* **Exercise aim**:
Answer with one number: how many lines hold the string "easy".
## START Data shown
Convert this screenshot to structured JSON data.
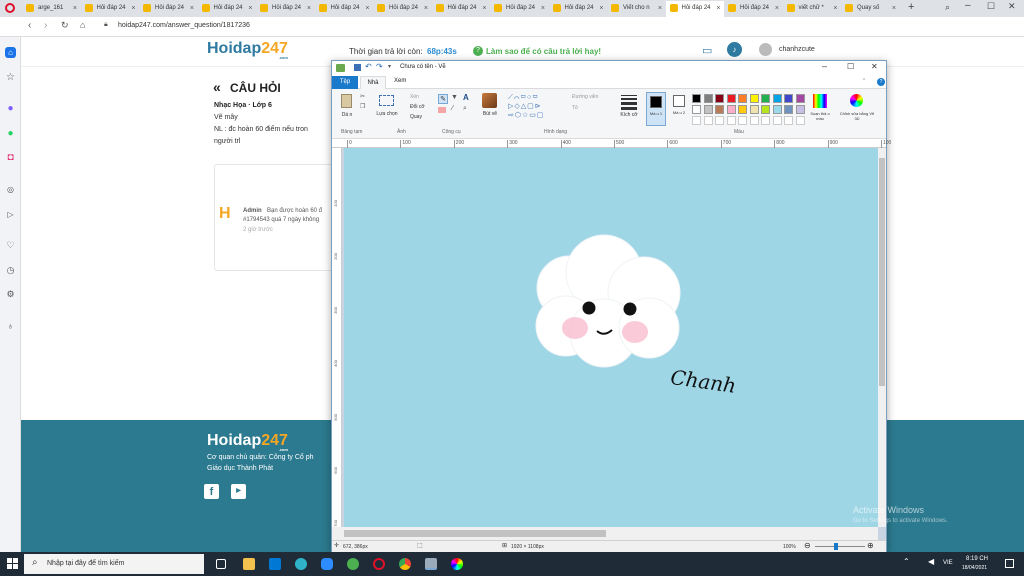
{
  "browser": {
    "tabs": [
      {
        "label": "arge_161"
      },
      {
        "label": "Hỏi đáp 24"
      },
      {
        "label": "Hỏi đáp 24"
      },
      {
        "label": "Hỏi đáp 24"
      },
      {
        "label": "Hỏi đáp 24"
      },
      {
        "label": "Hỏi đáp 24"
      },
      {
        "label": "Hỏi đáp 24"
      },
      {
        "label": "Hỏi đáp 24"
      },
      {
        "label": "Hỏi đáp 24"
      },
      {
        "label": "Hỏi đáp 24"
      },
      {
        "label": "Viết cho n"
      },
      {
        "label": "Hỏi đáp 24"
      },
      {
        "label": "Hỏi đáp 24"
      },
      {
        "label": "viết chữ *"
      },
      {
        "label": "Quay số"
      }
    ],
    "url": "hoidap247.com/answer_question/1817236"
  },
  "site": {
    "logo_main": "Hoidap",
    "logo_num": "247",
    "logo_com": ".com",
    "timer_label": "Thời gian trả lời còn:",
    "timer_value": "68p:43s",
    "help_link": "Làm sao để có câu trả lời hay!",
    "username": "chanhzcute",
    "section_title": "CÂU HỎI",
    "subject": "Nhạc Họa · Lớp 6",
    "question_line1": "Vẽ mây",
    "question_line2": "NL : đc hoàn 60 điểm nếu tron",
    "question_line3": "người trl",
    "comment_author": "Admin",
    "comment_text1": "Bạn được hoàn 60 đ",
    "comment_text2": "#1794543 quá 7 ngày không",
    "comment_time": "2 giờ trước",
    "footer_line1": "Cơ quan chủ quản: Công ty Cổ ph",
    "footer_line2": "Giáo dục Thành Phát"
  },
  "paint": {
    "title": "Chưa có tên - Vẽ",
    "tabs": {
      "file": "Tệp",
      "home": "Nhà",
      "view": "Xem"
    },
    "groups": {
      "clipboard": "Bảng tạm",
      "image": "Ảnh",
      "tools": "Công cụ",
      "shapes": "Hình dạng",
      "colors": "Màu"
    },
    "buttons": {
      "paste": "Dá n",
      "select": "Lựa chọn",
      "cut": "Xén",
      "resize": "Đổi cỡ",
      "rotate": "Quay",
      "brushes": "Bút vẽ",
      "outline": "Đường viền",
      "fill": "Tô",
      "size": "Kích cỡ",
      "color1": "Mà u 1",
      "color2": "Mà u 2",
      "edit_colors": "Soạn thả o màu",
      "paint3d": "Chỉnh sửa bằng Vẽ 3D"
    },
    "ruler_ticks": [
      "0",
      "100",
      "200",
      "300",
      "400",
      "500",
      "600",
      "700",
      "800",
      "900",
      "100"
    ],
    "ruler_side_ticks": [
      "100",
      "200",
      "300",
      "400",
      "500",
      "600",
      "700"
    ],
    "canvas_color": "#9ed6e6",
    "handwriting": "Chanh",
    "status": {
      "cursor": "672, 386px",
      "canvas_size": "1920 × 1108px",
      "zoom": "100%"
    },
    "palette": [
      "#000000",
      "#7f7f7f",
      "#880015",
      "#ed1c24",
      "#ff7f27",
      "#fff200",
      "#22b14c",
      "#00a2e8",
      "#3f48cc",
      "#a349a4",
      "#ffffff",
      "#c3c3c3",
      "#b97a57",
      "#ffaec9",
      "#ffc90e",
      "#efe4b0",
      "#b5e61d",
      "#99d9ea",
      "#7092be",
      "#c8bfe7"
    ]
  },
  "watermark": {
    "line1": "Activate Windows",
    "line2": "Go to Settings to activate Windows."
  },
  "taskbar": {
    "search_placeholder": "Nhập tại đây để tìm kiếm",
    "time": "8:19 CH",
    "date": "18/04/2021",
    "lang": "VIE"
  }
}
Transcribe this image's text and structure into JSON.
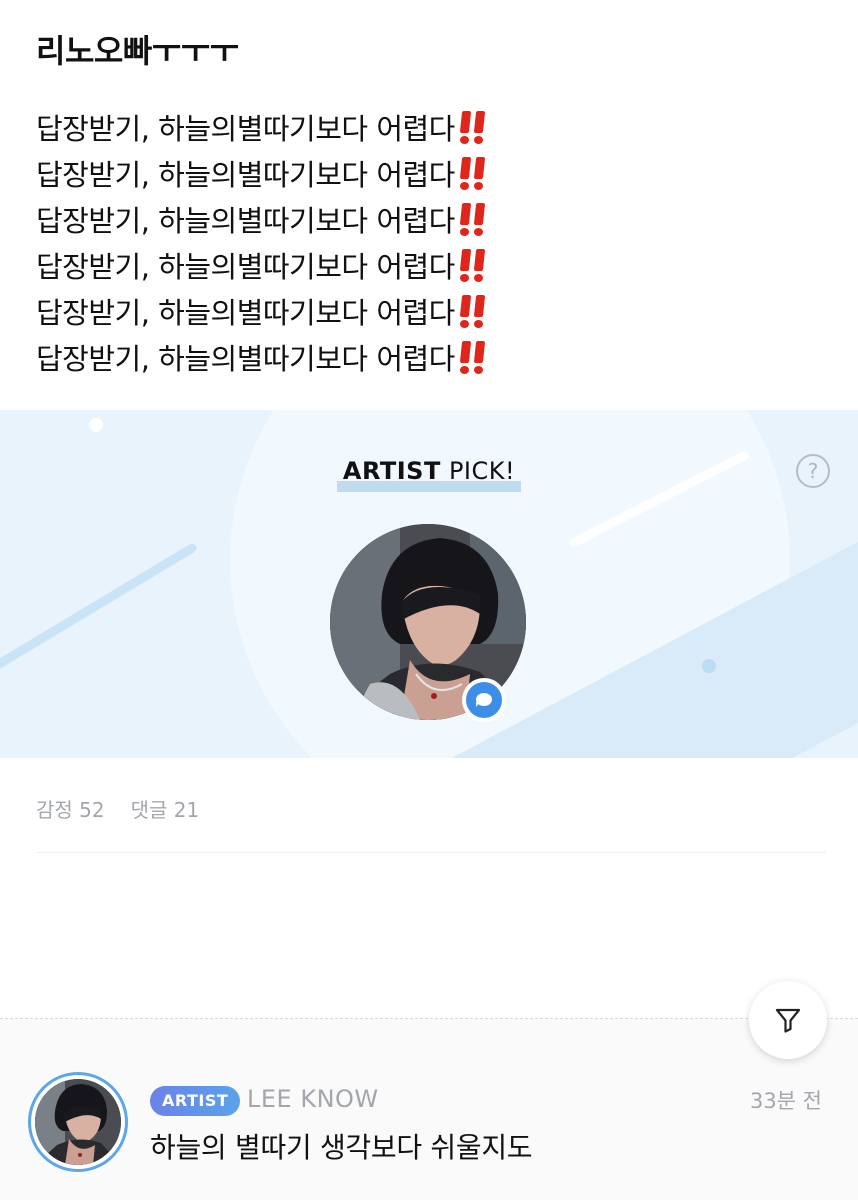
{
  "post": {
    "title": "리노오빠ㅜㅜㅜ",
    "lines": [
      "답장받기, 하늘의별따기보다 어렵다",
      "답장받기, 하늘의별따기보다 어렵다",
      "답장받기, 하늘의별따기보다 어렵다",
      "답장받기, 하늘의별따기보다 어렵다",
      "답장받기, 하늘의별따기보다 어렵다",
      "답장받기, 하늘의별따기보다 어렵다"
    ],
    "emoji_icon": "double-exclamation-icon",
    "emoji_color": "#e0251b"
  },
  "artist_pick": {
    "label_bold": "ARTIST",
    "label_rest": " PICK!",
    "help_symbol": "?",
    "background_color": "#e8f3fc",
    "badge_icon": "chat-bubble-icon",
    "badge_color": "#3d8ee6"
  },
  "stats": {
    "reactions": "감정 52",
    "comments": "댓글 21"
  },
  "filter": {
    "icon": "filter-icon"
  },
  "comment": {
    "badge": "ARTIST",
    "author": "LEE KNOW",
    "time": "33분 전",
    "text": "하늘의 별따기 생각보다 쉬울지도",
    "ring_color": "#5ca7ea"
  }
}
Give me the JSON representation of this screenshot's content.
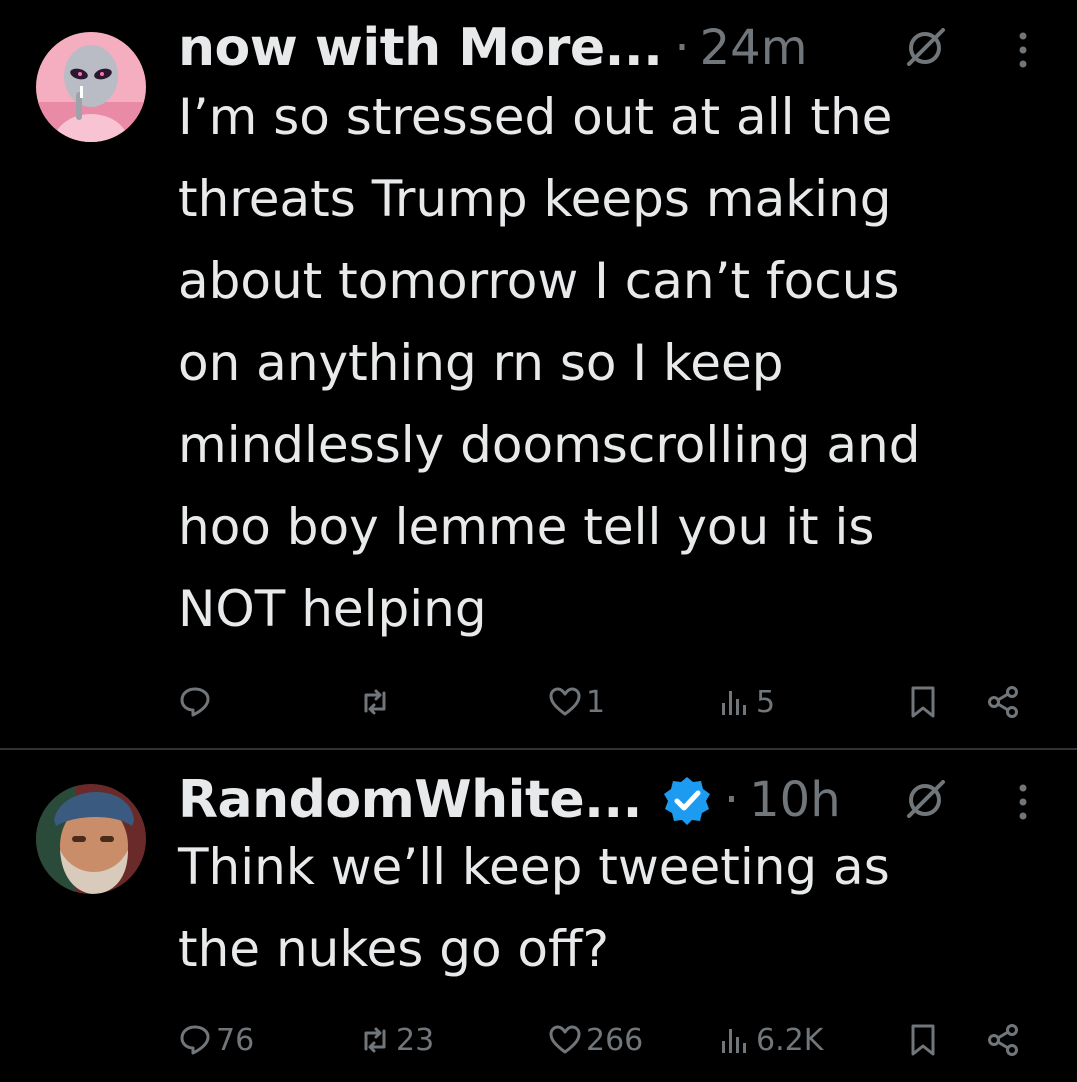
{
  "colors": {
    "background": "#000000",
    "text_primary": "#e7e9ea",
    "text_secondary": "#71767b",
    "divider": "#2f3336",
    "verified_blue": "#1d9bf0"
  },
  "tweets": [
    {
      "display_name": "now with More...",
      "separator": "·",
      "time": "24m",
      "verified": false,
      "avatar_icon": "alien-avatar",
      "text": "I’m so stressed out at all the\nthreats Trump keeps making\nabout tomorrow I can’t focus\non anything rn so I keep\nmindlessly doomscrolling and\nhoo boy lemme tell you it is\nNOT helping",
      "actions": {
        "reply": "",
        "repost": "",
        "like": "1",
        "views": "5"
      }
    },
    {
      "display_name": "RandomWhite...",
      "separator": "·",
      "time": "10h",
      "verified": true,
      "avatar_icon": "bearded-man-avatar",
      "text": "Think we’ll keep tweeting as\nthe nukes go off?",
      "actions": {
        "reply": "76",
        "repost": "23",
        "like": "266",
        "views": "6.2K"
      }
    }
  ]
}
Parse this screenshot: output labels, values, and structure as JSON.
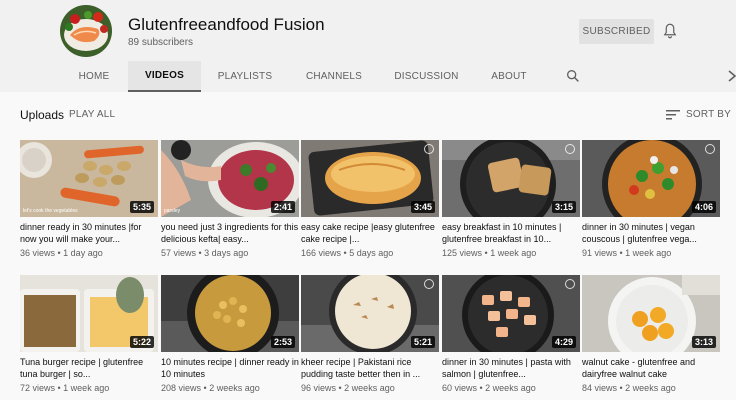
{
  "channel": {
    "name": "Glutenfreeandfood Fusion",
    "subscribers": "89 subscribers",
    "subscribed_label": "SUBSCRIBED"
  },
  "tabs": [
    {
      "label": "HOME",
      "active": false
    },
    {
      "label": "VIDEOS",
      "active": true
    },
    {
      "label": "PLAYLISTS",
      "active": false
    },
    {
      "label": "CHANNELS",
      "active": false
    },
    {
      "label": "DISCUSSION",
      "active": false
    },
    {
      "label": "ABOUT",
      "active": false
    }
  ],
  "icons": {
    "search": "search-icon",
    "bell": "bell-icon",
    "next": "chevron-right-icon",
    "sort": "sort-icon"
  },
  "section": {
    "title": "Uploads",
    "play_all": "PLAY ALL",
    "sort_by": "SORT BY"
  },
  "videos": [
    {
      "title": "dinner ready in 30 minutes |for now you will make your...",
      "views": "36 views",
      "age": "1 day ago",
      "duration": "5:35",
      "caption": "let's cook the vegetables"
    },
    {
      "title": "you need just 3 ingredients for this delicious kefta| easy...",
      "views": "57 views",
      "age": "3 days ago",
      "duration": "2:41",
      "caption": "parsley"
    },
    {
      "title": "easy cake recipe |easy glutenfree cake recipe |...",
      "views": "166 views",
      "age": "5 days ago",
      "duration": "3:45"
    },
    {
      "title": "easy breakfast in 10 minutes | glutenfree breakfast in 10...",
      "views": "125 views",
      "age": "1 week ago",
      "duration": "3:15"
    },
    {
      "title": "dinner in 30 minutes | vegan couscous | glutenfree vega...",
      "views": "91 views",
      "age": "1 week ago",
      "duration": "4:06"
    },
    {
      "title": "Tuna burger recipe | glutenfree tuna burger | so...",
      "views": "72 views",
      "age": "1 week ago",
      "duration": "5:22"
    },
    {
      "title": "10 minutes recipe | dinner ready in 10 minutes",
      "views": "208 views",
      "age": "2 weeks ago",
      "duration": "2:53"
    },
    {
      "title": "kheer recipe | Pakistani rice pudding taste better then in ...",
      "views": "96 views",
      "age": "2 weeks ago",
      "duration": "5:21"
    },
    {
      "title": "dinner in 30 minutes | pasta with salmon | glutenfree...",
      "views": "60 views",
      "age": "2 weeks ago",
      "duration": "4:29"
    },
    {
      "title": "walnut cake - glutenfree and dairyfree walnut cake",
      "views": "84 views",
      "age": "2 weeks ago",
      "duration": "3:13"
    }
  ]
}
## END Data shown
* **Answer to this task**:
3